Quote the listing in full, exactly as given, minus any pictures.

|---|

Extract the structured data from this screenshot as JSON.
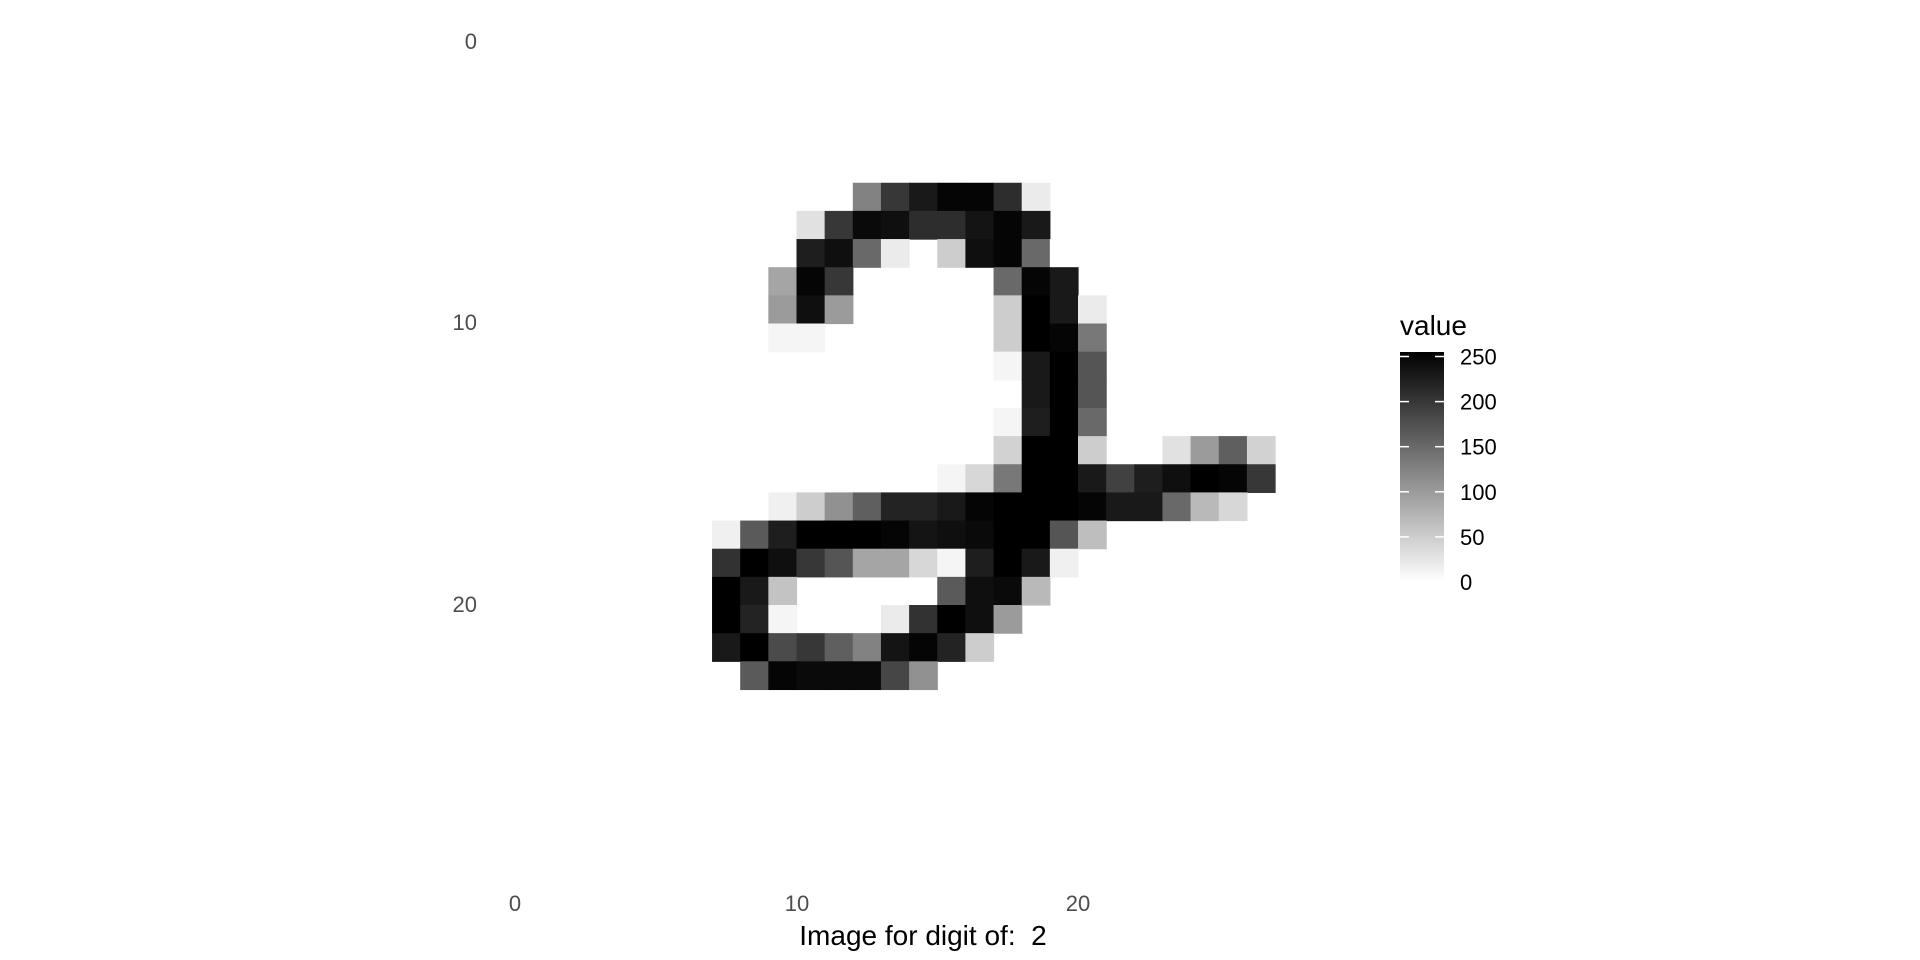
{
  "chart_data": {
    "type": "heatmap",
    "title": "",
    "xlabel": "Image for digit of:  2",
    "ylabel": "",
    "x_ticks": [
      "0",
      "10",
      "20"
    ],
    "y_ticks": [
      "0",
      "10",
      "20"
    ],
    "xlim": [
      0,
      28
    ],
    "ylim": [
      0,
      28
    ],
    "y_reversed": true,
    "grid": false,
    "legend": {
      "title": "value",
      "placement": "right",
      "breaks": [
        "250",
        "200",
        "150",
        "100",
        "50",
        "0"
      ],
      "range": [
        0,
        255
      ],
      "colors": [
        "#ffffff",
        "#000000"
      ]
    },
    "pixels": [
      {
        "row": 5,
        "cols": [
          12,
          13,
          14,
          15,
          16,
          17,
          18
        ],
        "values": [
          125,
          200,
          230,
          250,
          250,
          210,
          20
        ]
      },
      {
        "row": 6,
        "cols": [
          10,
          11,
          12,
          13,
          14,
          15,
          16,
          17,
          18
        ],
        "values": [
          30,
          200,
          245,
          240,
          210,
          210,
          235,
          250,
          230
        ]
      },
      {
        "row": 7,
        "cols": [
          10,
          11,
          12,
          13,
          15,
          16,
          17,
          18,
          19
        ],
        "values": [
          225,
          240,
          150,
          20,
          50,
          240,
          250,
          150,
          0
        ]
      },
      {
        "row": 8,
        "cols": [
          9,
          10,
          11,
          17,
          18,
          19
        ],
        "values": [
          90,
          250,
          200,
          150,
          250,
          230
        ]
      },
      {
        "row": 9,
        "cols": [
          9,
          10,
          11,
          17,
          18,
          19,
          20
        ],
        "values": [
          100,
          240,
          100,
          50,
          255,
          230,
          20
        ]
      },
      {
        "row": 10,
        "cols": [
          9,
          10,
          17,
          18,
          19,
          20
        ],
        "values": [
          10,
          10,
          50,
          255,
          250,
          135
        ]
      },
      {
        "row": 11,
        "cols": [
          17,
          18,
          19,
          20
        ],
        "values": [
          10,
          230,
          255,
          170
        ]
      },
      {
        "row": 12,
        "cols": [
          18,
          19,
          20
        ],
        "values": [
          230,
          255,
          170
        ]
      },
      {
        "row": 13,
        "cols": [
          17,
          18,
          19,
          20
        ],
        "values": [
          10,
          225,
          255,
          150
        ]
      },
      {
        "row": 14,
        "cols": [
          17,
          18,
          19,
          20,
          23,
          24,
          25,
          26
        ],
        "values": [
          45,
          255,
          255,
          50,
          30,
          100,
          160,
          45
        ]
      },
      {
        "row": 15,
        "cols": [
          15,
          16,
          17,
          18,
          19,
          20,
          21,
          22,
          23,
          24,
          25,
          26
        ],
        "values": [
          10,
          40,
          135,
          255,
          255,
          230,
          190,
          225,
          240,
          255,
          250,
          200
        ]
      },
      {
        "row": 16,
        "cols": [
          9,
          10,
          11,
          12,
          13,
          14,
          15,
          16,
          17,
          18,
          19,
          20,
          21,
          22,
          23,
          24,
          25
        ],
        "values": [
          15,
          50,
          110,
          160,
          220,
          220,
          230,
          250,
          255,
          255,
          255,
          250,
          230,
          230,
          150,
          70,
          40
        ]
      },
      {
        "row": 17,
        "cols": [
          7,
          8,
          9,
          10,
          11,
          12,
          13,
          14,
          15,
          16,
          17,
          18,
          19,
          20
        ],
        "values": [
          15,
          165,
          225,
          255,
          255,
          255,
          250,
          235,
          240,
          245,
          255,
          255,
          170,
          65
        ]
      },
      {
        "row": 18,
        "cols": [
          7,
          8,
          9,
          10,
          11,
          12,
          13,
          14,
          15,
          16,
          17,
          18,
          19
        ],
        "values": [
          205,
          255,
          240,
          200,
          170,
          90,
          90,
          40,
          10,
          225,
          255,
          230,
          15
        ]
      },
      {
        "row": 19,
        "cols": [
          7,
          8,
          9,
          15,
          16,
          17,
          18
        ],
        "values": [
          255,
          230,
          60,
          165,
          240,
          245,
          70
        ]
      },
      {
        "row": 20,
        "cols": [
          7,
          8,
          9,
          13,
          14,
          15,
          16,
          17
        ],
        "values": [
          255,
          220,
          10,
          20,
          205,
          255,
          240,
          100
        ]
      },
      {
        "row": 21,
        "cols": [
          7,
          8,
          9,
          10,
          11,
          12,
          13,
          14,
          15,
          16
        ],
        "values": [
          230,
          255,
          180,
          200,
          160,
          125,
          235,
          250,
          220,
          50
        ]
      },
      {
        "row": 22,
        "cols": [
          8,
          9,
          10,
          11,
          12,
          13,
          14
        ],
        "values": [
          165,
          250,
          245,
          245,
          245,
          185,
          110
        ]
      }
    ]
  }
}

|---|

[Result of the task]:
Extract the structured data from this screenshot as JSON.
{
  "chart_data": {
    "type": "heatmap",
    "title": "",
    "xlabel": "Image for digit of:  2",
    "ylabel": "",
    "x_ticks": [
      "0",
      "10",
      "20"
    ],
    "y_ticks": [
      "0",
      "10",
      "20"
    ],
    "xlim": [
      0,
      28
    ],
    "ylim": [
      0,
      28
    ],
    "y_reversed": true,
    "grid": false,
    "legend": {
      "title": "value",
      "placement": "right",
      "breaks": [
        "250",
        "200",
        "150",
        "100",
        "50",
        "0"
      ],
      "range": [
        0,
        255
      ],
      "colors": [
        "#ffffff",
        "#000000"
      ]
    },
    "pixels": [
      {
        "row": 5,
        "cols": [
          12,
          13,
          14,
          15,
          16,
          17,
          18
        ],
        "values": [
          125,
          200,
          230,
          250,
          250,
          210,
          20
        ]
      },
      {
        "row": 6,
        "cols": [
          10,
          11,
          12,
          13,
          14,
          15,
          16,
          17,
          18
        ],
        "values": [
          30,
          200,
          245,
          240,
          210,
          210,
          235,
          250,
          230
        ]
      },
      {
        "row": 7,
        "cols": [
          10,
          11,
          12,
          13,
          15,
          16,
          17,
          18,
          19
        ],
        "values": [
          225,
          240,
          150,
          20,
          50,
          240,
          250,
          150,
          0
        ]
      },
      {
        "row": 8,
        "cols": [
          9,
          10,
          11,
          17,
          18,
          19
        ],
        "values": [
          90,
          250,
          200,
          150,
          250,
          230
        ]
      },
      {
        "row": 9,
        "cols": [
          9,
          10,
          11,
          17,
          18,
          19,
          20
        ],
        "values": [
          100,
          240,
          100,
          50,
          255,
          230,
          20
        ]
      },
      {
        "row": 10,
        "cols": [
          9,
          10,
          17,
          18,
          19,
          20
        ],
        "values": [
          10,
          10,
          50,
          255,
          250,
          135
        ]
      },
      {
        "row": 11,
        "cols": [
          17,
          18,
          19,
          20
        ],
        "values": [
          10,
          230,
          255,
          170
        ]
      },
      {
        "row": 12,
        "cols": [
          18,
          19,
          20
        ],
        "values": [
          230,
          255,
          170
        ]
      },
      {
        "row": 13,
        "cols": [
          17,
          18,
          19,
          20
        ],
        "values": [
          10,
          225,
          255,
          150
        ]
      },
      {
        "row": 14,
        "cols": [
          17,
          18,
          19,
          20,
          23,
          24,
          25,
          26
        ],
        "values": [
          45,
          255,
          255,
          50,
          30,
          100,
          160,
          45
        ]
      },
      {
        "row": 15,
        "cols": [
          15,
          16,
          17,
          18,
          19,
          20,
          21,
          22,
          23,
          24,
          25,
          26
        ],
        "values": [
          10,
          40,
          135,
          255,
          255,
          230,
          190,
          225,
          240,
          255,
          250,
          200
        ]
      },
      {
        "row": 16,
        "cols": [
          9,
          10,
          11,
          12,
          13,
          14,
          15,
          16,
          17,
          18,
          19,
          20,
          21,
          22,
          23,
          24,
          25
        ],
        "values": [
          15,
          50,
          110,
          160,
          220,
          220,
          230,
          250,
          255,
          255,
          255,
          250,
          230,
          230,
          150,
          70,
          40
        ]
      },
      {
        "row": 17,
        "cols": [
          7,
          8,
          9,
          10,
          11,
          12,
          13,
          14,
          15,
          16,
          17,
          18,
          19,
          20
        ],
        "values": [
          15,
          165,
          225,
          255,
          255,
          255,
          250,
          235,
          240,
          245,
          255,
          255,
          170,
          65
        ]
      },
      {
        "row": 18,
        "cols": [
          7,
          8,
          9,
          10,
          11,
          12,
          13,
          14,
          15,
          16,
          17,
          18,
          19
        ],
        "values": [
          205,
          255,
          240,
          200,
          170,
          90,
          90,
          40,
          10,
          225,
          255,
          230,
          15
        ]
      },
      {
        "row": 19,
        "cols": [
          7,
          8,
          9,
          15,
          16,
          17,
          18
        ],
        "values": [
          255,
          230,
          60,
          165,
          240,
          245,
          70
        ]
      },
      {
        "row": 20,
        "cols": [
          7,
          8,
          9,
          13,
          14,
          15,
          16,
          17
        ],
        "values": [
          255,
          220,
          10,
          20,
          205,
          255,
          240,
          100
        ]
      },
      {
        "row": 21,
        "cols": [
          7,
          8,
          9,
          10,
          11,
          12,
          13,
          14,
          15,
          16
        ],
        "values": [
          230,
          255,
          180,
          200,
          160,
          125,
          235,
          250,
          220,
          50
        ]
      },
      {
        "row": 22,
        "cols": [
          8,
          9,
          10,
          11,
          12,
          13,
          14
        ],
        "values": [
          165,
          250,
          245,
          245,
          245,
          185,
          110
        ]
      }
    ]
  }
}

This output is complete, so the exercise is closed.